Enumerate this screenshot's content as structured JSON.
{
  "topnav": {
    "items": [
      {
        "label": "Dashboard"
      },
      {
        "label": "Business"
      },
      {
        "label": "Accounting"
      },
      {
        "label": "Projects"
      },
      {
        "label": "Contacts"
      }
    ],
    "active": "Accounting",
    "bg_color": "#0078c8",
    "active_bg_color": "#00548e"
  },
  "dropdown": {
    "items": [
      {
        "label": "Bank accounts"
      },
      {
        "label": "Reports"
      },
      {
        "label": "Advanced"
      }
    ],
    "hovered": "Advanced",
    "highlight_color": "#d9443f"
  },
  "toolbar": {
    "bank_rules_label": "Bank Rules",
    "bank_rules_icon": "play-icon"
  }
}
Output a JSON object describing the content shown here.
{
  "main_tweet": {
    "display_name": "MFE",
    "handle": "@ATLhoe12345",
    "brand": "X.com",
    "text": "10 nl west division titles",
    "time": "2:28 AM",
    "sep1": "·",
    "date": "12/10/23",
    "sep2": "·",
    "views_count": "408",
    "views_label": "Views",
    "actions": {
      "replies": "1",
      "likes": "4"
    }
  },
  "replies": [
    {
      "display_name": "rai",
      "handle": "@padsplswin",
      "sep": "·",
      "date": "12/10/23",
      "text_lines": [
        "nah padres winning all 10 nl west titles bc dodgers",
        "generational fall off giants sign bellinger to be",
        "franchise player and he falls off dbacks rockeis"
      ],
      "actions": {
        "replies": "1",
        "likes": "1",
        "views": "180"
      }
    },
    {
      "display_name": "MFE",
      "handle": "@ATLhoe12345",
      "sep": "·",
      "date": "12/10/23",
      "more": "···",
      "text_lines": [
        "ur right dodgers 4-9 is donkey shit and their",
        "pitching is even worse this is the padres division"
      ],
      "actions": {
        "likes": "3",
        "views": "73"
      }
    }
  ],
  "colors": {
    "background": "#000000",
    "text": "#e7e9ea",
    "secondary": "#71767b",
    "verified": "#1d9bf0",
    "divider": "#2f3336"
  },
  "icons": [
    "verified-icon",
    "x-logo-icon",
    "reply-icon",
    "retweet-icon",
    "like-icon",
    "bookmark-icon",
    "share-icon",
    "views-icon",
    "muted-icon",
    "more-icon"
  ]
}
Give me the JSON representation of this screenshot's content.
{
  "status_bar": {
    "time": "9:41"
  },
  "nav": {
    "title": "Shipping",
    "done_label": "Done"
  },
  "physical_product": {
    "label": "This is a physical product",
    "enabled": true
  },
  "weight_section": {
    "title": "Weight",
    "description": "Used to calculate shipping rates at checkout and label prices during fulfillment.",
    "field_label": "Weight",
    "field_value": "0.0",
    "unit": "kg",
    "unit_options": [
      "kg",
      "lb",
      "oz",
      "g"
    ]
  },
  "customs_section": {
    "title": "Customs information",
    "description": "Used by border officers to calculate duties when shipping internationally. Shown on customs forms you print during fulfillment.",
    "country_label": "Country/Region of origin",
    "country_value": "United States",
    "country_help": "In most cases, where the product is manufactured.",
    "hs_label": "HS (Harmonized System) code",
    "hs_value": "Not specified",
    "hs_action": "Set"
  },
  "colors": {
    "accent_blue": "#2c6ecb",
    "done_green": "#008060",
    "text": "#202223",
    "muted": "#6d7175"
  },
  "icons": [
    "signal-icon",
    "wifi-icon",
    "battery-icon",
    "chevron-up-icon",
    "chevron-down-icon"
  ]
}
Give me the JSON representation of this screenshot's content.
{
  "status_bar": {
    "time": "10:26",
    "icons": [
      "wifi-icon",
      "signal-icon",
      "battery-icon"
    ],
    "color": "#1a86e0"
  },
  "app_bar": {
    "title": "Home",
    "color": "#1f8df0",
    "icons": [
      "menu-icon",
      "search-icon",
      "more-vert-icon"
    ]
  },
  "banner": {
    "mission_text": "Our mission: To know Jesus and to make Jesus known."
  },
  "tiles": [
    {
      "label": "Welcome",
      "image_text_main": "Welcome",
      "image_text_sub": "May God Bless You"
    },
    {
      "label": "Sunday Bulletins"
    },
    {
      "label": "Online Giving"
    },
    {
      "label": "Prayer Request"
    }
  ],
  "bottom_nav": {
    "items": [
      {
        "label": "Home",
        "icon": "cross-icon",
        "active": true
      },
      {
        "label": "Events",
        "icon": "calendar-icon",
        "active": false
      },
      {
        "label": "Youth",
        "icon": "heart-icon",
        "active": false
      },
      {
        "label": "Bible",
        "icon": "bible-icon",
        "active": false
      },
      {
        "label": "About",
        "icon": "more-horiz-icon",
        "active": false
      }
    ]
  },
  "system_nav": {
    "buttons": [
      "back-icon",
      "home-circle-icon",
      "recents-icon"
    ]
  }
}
################
### Exercise prompt
Report back each line of the entries that holds the string "Accounting".

### Solution to this problem
        "label": "Accounting"
    "active": "Accounting",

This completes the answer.